● **PROBLEM DESCRIPTION**
Copy out each line of the material in which the word "UVPROM" appears.

━━━ THE INPUT

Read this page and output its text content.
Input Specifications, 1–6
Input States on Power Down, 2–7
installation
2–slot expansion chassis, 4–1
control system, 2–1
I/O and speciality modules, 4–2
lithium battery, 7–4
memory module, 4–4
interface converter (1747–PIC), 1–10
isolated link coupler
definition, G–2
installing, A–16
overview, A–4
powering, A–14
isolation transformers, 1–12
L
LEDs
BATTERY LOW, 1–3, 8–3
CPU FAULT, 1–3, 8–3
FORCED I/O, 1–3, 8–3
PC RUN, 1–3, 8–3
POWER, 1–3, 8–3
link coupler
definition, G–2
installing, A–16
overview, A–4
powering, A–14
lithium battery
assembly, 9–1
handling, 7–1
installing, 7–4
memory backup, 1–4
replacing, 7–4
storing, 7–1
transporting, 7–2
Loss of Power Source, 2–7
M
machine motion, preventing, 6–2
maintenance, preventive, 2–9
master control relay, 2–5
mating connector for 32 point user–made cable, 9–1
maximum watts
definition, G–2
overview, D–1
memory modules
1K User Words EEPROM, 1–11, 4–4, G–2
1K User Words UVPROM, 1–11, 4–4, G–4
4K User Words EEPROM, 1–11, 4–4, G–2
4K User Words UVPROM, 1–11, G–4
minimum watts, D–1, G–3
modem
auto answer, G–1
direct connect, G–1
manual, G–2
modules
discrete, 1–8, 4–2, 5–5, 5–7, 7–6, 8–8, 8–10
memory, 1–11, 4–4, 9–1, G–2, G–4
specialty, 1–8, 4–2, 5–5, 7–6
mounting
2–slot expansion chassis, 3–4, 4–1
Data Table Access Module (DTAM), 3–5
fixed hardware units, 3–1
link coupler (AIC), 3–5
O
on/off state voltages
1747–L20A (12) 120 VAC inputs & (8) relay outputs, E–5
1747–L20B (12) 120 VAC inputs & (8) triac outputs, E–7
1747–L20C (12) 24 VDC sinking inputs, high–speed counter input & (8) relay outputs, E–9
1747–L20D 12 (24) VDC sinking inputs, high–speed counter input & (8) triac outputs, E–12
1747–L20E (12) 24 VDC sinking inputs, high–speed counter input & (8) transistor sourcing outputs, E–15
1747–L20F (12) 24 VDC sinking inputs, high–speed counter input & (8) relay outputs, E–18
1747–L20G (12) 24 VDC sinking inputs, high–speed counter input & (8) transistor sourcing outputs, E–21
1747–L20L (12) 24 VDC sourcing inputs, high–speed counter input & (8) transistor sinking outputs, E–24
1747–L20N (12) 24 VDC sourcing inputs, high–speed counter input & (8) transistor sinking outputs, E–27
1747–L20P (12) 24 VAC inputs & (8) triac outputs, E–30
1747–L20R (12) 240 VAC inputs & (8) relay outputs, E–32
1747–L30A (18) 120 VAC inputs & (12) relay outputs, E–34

━━━━━━

● **COMPLETE ANSWER**
1K User Words UVPROM, 1–11, 4–4, G–4
4K User Words UVPROM, 1–11, G–4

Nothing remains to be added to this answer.